# Data provided
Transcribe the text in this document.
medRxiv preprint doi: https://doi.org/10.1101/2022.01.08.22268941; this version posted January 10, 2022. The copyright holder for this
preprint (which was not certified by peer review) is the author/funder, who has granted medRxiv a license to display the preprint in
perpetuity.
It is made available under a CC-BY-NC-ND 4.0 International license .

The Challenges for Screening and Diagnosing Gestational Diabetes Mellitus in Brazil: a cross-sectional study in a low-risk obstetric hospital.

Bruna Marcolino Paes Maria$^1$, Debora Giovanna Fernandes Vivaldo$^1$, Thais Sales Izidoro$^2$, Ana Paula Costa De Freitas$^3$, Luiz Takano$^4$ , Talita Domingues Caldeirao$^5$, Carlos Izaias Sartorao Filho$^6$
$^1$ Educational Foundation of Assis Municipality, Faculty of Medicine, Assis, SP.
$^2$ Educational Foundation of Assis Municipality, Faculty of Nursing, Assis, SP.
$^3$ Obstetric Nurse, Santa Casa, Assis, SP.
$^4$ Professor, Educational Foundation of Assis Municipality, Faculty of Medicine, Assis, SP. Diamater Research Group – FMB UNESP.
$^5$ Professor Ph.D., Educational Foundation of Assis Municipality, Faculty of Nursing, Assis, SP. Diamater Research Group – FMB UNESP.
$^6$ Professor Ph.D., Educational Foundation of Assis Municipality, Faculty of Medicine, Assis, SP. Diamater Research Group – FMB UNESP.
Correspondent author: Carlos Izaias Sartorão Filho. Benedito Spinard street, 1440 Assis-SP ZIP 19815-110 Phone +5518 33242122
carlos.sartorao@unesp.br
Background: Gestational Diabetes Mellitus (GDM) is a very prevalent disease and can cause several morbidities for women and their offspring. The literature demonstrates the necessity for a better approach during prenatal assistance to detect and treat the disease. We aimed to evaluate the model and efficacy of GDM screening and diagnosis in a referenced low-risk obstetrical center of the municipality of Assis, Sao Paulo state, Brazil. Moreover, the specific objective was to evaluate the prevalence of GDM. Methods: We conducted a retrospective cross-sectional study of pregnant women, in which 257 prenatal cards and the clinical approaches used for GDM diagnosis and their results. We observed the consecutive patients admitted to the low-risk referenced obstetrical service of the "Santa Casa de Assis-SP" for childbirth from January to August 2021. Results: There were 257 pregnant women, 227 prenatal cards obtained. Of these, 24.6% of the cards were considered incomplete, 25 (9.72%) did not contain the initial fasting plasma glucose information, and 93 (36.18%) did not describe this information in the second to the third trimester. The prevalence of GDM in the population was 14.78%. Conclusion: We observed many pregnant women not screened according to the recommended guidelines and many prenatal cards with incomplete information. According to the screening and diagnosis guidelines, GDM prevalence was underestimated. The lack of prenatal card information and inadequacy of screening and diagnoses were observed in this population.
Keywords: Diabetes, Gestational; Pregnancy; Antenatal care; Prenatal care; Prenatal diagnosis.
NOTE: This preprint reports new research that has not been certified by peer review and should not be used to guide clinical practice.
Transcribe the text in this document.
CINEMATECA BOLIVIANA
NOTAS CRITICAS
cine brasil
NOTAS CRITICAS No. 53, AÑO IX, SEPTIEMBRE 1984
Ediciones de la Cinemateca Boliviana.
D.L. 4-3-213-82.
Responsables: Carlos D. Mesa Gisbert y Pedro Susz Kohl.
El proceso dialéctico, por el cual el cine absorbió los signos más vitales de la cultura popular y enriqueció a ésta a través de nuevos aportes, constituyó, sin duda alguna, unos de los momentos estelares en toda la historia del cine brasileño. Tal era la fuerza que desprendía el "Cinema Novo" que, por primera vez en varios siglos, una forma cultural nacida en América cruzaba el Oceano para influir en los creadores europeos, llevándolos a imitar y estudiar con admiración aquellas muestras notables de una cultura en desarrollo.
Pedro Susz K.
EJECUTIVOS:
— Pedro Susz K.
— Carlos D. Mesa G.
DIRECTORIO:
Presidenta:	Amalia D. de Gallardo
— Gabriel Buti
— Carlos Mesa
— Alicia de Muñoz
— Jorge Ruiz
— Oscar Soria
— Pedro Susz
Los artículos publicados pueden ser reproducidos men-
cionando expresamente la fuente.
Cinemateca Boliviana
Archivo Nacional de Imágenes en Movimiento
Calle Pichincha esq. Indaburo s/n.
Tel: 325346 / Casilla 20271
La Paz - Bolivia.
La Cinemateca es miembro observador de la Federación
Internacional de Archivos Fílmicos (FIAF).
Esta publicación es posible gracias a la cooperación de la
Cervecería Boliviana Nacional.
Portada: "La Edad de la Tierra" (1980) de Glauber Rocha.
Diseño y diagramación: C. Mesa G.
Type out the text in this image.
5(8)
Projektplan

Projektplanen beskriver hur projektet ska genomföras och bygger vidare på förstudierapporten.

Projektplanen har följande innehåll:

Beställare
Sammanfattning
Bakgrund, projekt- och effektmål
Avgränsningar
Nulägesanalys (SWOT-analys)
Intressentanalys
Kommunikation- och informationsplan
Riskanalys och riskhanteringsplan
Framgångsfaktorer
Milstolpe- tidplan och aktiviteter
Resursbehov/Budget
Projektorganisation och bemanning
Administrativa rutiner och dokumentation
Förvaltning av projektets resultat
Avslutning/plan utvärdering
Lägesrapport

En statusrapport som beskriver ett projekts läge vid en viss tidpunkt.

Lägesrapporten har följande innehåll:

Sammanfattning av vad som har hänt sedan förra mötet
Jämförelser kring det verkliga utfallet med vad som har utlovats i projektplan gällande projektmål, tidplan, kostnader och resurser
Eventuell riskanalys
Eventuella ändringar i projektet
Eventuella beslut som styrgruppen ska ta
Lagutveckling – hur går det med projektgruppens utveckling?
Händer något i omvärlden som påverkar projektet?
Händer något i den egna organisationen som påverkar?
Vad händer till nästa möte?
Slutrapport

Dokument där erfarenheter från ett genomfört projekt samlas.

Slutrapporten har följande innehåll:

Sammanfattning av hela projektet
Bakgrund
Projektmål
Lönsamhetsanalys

# Work instructions
Determine how many lines of the records contain the word "innehåll". Reply with the number by itself.

# Result of this exercise
3